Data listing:
══════
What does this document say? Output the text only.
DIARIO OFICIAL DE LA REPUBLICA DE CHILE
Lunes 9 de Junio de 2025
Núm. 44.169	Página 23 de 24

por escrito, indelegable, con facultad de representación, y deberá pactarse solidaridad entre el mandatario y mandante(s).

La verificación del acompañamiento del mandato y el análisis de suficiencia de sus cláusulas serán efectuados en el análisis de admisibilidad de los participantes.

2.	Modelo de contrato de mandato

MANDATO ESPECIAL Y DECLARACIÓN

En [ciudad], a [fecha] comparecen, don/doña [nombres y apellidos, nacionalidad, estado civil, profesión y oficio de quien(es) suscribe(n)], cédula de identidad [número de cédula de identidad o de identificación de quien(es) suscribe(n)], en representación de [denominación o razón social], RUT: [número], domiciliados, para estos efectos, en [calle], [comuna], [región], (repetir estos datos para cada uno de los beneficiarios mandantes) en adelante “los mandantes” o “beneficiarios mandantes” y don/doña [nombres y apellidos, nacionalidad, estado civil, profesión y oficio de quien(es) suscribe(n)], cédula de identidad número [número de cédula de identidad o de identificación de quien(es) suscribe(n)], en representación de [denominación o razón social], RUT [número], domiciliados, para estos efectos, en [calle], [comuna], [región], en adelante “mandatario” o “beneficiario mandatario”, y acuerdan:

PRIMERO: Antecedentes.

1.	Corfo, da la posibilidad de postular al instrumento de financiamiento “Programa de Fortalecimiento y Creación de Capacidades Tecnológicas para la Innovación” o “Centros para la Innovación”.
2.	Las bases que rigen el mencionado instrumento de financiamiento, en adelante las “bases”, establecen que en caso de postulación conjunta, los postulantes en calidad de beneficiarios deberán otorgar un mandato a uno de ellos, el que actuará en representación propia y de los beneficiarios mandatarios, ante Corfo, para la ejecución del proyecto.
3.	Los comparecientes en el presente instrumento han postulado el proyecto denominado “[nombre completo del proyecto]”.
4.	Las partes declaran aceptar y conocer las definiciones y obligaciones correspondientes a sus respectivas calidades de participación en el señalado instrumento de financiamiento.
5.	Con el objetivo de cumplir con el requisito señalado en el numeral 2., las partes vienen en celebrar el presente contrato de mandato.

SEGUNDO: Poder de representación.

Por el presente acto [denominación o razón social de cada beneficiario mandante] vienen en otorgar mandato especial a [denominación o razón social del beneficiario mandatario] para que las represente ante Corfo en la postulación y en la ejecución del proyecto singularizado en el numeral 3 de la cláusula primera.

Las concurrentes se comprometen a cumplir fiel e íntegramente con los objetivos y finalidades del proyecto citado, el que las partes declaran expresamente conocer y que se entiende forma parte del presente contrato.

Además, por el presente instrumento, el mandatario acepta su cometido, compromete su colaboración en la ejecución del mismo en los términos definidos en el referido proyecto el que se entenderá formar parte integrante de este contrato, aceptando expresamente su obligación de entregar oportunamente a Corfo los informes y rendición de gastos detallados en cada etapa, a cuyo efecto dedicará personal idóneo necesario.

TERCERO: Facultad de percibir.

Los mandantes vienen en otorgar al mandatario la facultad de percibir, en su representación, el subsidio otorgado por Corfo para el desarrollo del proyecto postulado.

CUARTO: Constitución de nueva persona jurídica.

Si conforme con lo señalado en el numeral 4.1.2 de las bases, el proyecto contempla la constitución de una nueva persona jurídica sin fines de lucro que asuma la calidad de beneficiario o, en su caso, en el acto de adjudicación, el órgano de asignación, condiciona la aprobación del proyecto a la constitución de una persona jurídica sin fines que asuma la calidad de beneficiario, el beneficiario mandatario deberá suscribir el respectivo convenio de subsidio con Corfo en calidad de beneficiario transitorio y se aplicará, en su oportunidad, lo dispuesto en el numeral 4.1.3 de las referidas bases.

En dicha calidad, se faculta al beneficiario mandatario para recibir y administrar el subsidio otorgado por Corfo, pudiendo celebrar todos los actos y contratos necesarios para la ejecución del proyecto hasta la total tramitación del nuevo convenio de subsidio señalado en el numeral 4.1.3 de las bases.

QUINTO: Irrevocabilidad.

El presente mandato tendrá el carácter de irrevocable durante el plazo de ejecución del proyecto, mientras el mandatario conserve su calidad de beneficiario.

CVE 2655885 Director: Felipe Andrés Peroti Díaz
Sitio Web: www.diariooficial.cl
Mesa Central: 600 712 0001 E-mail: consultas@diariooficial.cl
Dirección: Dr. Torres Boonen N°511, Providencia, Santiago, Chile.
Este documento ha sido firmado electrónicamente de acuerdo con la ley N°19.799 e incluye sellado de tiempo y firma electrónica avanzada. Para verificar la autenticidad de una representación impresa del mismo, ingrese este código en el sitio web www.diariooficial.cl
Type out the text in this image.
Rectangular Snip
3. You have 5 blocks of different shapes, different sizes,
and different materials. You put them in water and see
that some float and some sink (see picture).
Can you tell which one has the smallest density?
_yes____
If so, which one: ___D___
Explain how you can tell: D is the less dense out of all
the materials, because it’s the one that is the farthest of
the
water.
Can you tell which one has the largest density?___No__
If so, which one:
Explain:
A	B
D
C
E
══════
Filter the entries above down to the lines containing the word "percibir".

TERCERO: Facultad de percibir.
Los mandantes vienen en otorgar al mandatario la facultad de percibir, en su representación, el subsidio otorgado por Corfo para el desarrollo del proyecto postulado.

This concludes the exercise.